*What you will do*
Copy, from the entries below, each line in which the string "text" appears.

··· Information shown ···

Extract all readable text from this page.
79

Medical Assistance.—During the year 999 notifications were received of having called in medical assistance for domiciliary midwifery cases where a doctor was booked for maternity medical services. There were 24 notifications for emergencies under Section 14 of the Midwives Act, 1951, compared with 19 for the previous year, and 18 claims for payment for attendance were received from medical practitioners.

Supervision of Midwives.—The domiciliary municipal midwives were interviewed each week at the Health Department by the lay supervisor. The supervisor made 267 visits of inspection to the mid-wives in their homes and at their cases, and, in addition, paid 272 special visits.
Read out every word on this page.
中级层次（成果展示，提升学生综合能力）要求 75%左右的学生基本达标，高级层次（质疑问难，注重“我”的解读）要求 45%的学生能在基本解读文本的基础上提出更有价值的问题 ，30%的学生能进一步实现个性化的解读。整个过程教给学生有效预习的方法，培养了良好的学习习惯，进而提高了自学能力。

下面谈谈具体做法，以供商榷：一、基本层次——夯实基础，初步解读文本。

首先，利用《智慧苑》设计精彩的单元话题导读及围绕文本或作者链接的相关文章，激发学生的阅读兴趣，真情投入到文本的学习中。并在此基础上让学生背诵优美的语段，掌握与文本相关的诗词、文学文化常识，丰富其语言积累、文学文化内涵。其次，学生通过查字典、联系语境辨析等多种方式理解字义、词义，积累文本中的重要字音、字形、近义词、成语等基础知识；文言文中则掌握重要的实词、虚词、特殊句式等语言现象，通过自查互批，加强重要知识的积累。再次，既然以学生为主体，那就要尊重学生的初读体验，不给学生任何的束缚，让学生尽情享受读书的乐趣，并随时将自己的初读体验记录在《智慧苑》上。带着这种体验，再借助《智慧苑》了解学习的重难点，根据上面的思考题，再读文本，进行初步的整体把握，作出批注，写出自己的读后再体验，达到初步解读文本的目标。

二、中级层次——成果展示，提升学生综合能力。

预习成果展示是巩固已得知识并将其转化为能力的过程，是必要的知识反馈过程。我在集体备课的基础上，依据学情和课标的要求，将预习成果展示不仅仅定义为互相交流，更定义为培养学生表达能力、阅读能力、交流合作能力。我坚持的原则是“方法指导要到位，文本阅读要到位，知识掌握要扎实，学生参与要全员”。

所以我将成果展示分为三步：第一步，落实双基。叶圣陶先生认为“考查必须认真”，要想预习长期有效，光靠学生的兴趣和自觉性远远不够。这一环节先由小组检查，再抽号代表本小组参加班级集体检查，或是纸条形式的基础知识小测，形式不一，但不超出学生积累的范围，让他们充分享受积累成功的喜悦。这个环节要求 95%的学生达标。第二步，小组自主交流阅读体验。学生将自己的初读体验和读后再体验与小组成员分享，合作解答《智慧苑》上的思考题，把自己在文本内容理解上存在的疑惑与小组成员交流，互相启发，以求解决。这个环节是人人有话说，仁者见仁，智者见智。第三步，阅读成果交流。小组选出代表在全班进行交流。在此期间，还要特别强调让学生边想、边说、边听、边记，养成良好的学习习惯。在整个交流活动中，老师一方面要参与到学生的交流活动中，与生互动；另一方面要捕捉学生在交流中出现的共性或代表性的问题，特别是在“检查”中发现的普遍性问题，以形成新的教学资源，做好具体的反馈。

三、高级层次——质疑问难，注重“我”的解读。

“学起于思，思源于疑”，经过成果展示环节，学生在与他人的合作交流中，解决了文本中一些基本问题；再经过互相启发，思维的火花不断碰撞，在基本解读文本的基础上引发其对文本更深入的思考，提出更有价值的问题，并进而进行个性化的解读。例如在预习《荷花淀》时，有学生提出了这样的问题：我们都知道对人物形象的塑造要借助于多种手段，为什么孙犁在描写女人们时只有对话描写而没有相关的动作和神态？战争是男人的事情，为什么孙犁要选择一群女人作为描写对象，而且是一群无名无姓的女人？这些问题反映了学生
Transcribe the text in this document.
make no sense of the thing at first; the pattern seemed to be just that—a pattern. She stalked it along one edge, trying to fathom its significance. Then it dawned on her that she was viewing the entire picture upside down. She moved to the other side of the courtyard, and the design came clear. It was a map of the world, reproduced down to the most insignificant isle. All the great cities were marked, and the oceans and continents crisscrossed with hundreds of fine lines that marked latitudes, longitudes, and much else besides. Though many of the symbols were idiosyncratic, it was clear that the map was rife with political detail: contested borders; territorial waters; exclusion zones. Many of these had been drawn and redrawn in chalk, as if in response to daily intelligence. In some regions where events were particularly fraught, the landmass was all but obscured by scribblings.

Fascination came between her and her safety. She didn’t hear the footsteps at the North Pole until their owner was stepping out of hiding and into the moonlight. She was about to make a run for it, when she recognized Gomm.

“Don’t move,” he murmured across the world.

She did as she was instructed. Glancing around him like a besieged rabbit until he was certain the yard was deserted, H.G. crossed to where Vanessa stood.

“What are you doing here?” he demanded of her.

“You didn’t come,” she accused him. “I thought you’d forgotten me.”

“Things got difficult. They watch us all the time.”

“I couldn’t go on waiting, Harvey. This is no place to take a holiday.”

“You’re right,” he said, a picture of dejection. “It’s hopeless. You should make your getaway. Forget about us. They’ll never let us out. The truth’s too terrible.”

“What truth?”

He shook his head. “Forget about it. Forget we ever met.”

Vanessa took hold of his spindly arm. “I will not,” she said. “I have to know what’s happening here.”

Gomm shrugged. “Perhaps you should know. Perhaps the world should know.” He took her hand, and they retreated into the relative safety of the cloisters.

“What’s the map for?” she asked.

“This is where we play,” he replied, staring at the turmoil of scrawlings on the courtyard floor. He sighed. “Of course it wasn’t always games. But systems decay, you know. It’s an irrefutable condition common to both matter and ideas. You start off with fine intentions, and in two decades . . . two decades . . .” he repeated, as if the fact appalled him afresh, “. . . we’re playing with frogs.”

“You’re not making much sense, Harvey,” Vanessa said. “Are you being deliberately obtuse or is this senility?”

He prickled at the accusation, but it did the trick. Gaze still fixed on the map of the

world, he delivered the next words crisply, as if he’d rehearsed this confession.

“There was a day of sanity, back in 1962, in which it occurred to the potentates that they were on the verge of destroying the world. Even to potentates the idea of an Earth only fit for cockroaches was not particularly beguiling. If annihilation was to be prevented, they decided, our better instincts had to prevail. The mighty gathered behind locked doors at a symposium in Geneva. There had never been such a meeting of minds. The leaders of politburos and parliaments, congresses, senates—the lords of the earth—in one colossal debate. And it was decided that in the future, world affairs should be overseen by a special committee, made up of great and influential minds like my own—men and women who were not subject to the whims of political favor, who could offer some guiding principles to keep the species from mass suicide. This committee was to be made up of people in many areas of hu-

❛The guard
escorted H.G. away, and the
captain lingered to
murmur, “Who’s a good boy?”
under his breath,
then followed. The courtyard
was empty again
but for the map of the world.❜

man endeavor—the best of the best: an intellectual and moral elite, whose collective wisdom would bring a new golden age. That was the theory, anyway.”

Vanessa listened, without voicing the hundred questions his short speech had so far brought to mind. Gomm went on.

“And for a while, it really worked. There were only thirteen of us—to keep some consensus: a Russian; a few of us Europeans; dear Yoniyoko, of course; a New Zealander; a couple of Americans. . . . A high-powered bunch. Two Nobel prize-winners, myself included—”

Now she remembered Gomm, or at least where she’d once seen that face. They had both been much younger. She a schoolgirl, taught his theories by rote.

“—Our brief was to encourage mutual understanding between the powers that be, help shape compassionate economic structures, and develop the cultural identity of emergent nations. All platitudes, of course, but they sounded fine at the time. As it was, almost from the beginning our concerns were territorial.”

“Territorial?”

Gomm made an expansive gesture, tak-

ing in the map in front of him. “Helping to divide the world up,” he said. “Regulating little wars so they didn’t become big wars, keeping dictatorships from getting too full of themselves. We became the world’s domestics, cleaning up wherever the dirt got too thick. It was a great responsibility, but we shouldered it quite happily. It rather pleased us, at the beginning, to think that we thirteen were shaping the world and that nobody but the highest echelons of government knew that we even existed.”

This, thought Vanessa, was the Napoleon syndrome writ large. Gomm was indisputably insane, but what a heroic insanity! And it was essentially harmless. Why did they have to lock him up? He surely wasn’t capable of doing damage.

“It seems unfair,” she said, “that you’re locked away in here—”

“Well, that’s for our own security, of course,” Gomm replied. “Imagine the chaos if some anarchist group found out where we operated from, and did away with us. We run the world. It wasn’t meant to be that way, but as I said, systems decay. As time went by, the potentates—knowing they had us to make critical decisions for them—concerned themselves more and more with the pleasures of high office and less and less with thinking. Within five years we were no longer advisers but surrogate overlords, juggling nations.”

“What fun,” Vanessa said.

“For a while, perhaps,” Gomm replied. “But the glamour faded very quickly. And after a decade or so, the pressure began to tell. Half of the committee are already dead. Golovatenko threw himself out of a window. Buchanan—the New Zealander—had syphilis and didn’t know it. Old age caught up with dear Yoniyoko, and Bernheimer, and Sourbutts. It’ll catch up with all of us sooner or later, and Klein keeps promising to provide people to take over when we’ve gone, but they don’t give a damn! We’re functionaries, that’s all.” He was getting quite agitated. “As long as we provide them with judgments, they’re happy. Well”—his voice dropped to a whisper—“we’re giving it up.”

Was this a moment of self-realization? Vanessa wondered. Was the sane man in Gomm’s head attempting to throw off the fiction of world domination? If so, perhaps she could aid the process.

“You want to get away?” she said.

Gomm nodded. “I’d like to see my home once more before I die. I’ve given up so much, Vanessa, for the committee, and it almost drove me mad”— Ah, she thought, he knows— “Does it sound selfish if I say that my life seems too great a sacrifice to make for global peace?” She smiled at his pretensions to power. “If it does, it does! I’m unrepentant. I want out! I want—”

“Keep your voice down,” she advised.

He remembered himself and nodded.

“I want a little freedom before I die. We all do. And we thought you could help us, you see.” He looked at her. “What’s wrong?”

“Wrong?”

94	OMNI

···

*Written solution*
Extract all readable text from this page.
Transcribe the text in this document.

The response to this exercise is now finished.